=== Task prompt ===
Check each line of the listing below for the string "Mariju", and copy the ones that have it.

Start of Listing

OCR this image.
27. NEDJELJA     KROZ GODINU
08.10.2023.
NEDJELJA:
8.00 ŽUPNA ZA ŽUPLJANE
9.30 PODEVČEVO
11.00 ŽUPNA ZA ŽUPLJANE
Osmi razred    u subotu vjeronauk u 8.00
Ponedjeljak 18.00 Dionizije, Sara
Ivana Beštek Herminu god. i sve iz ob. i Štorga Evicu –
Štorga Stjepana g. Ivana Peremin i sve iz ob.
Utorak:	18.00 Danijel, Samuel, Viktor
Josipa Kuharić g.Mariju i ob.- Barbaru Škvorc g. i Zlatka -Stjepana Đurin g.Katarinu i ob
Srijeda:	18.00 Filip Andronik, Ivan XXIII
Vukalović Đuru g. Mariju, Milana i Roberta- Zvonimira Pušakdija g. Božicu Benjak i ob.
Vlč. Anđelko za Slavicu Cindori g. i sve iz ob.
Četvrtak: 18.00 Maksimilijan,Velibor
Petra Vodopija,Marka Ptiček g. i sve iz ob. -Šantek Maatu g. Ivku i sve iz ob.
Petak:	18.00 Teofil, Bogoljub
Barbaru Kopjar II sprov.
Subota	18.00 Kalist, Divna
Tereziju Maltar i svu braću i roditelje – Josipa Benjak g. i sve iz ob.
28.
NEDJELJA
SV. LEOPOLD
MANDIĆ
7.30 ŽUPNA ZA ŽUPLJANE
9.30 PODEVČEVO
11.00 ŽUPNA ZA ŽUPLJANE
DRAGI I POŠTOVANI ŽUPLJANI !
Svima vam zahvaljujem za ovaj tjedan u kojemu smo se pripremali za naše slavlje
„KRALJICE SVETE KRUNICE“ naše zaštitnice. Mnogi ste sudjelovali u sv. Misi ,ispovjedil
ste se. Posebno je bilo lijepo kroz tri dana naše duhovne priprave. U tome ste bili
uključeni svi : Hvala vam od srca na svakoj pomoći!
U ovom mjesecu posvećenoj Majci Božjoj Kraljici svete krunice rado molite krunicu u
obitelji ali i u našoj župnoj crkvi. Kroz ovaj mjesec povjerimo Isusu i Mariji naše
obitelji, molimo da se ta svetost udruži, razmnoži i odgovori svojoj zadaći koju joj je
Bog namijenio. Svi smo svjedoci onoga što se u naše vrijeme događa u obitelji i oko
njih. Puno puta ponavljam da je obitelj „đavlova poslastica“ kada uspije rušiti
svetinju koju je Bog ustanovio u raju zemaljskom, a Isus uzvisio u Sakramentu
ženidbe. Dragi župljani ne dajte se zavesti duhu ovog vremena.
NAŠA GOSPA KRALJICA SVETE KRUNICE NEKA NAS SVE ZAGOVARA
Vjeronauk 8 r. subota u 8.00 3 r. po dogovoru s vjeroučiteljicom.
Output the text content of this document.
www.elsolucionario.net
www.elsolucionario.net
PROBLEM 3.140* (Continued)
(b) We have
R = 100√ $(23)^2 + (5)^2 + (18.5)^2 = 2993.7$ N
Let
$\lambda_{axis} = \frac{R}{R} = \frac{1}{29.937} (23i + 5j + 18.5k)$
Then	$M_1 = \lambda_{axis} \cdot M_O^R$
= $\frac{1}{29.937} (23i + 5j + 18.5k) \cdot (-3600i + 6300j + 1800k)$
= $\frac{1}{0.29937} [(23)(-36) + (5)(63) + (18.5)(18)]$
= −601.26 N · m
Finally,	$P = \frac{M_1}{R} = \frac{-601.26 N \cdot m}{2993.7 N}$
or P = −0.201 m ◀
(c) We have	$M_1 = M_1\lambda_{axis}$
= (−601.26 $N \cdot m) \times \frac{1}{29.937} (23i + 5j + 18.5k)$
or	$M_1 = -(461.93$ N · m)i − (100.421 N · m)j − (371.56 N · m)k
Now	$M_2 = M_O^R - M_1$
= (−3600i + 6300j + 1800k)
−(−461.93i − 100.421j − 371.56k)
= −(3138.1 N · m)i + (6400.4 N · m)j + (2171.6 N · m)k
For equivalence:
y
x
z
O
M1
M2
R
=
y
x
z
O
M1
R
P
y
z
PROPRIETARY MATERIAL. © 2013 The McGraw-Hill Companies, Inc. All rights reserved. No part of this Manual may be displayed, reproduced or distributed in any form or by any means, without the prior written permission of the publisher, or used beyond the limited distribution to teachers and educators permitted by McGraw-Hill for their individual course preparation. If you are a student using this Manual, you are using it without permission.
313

End of Listing

=== Response for this exercise ===
Josipa Kuharić g.Mariju i ob.- Barbaru Škvorc g. i Zlatka -Stjepana Đurin g.Katarinu i ob
Vukalović Đuru g. Mariju, Milana i Roberta- Zvonimira Pušakdija g. Božicu Benjak i ob.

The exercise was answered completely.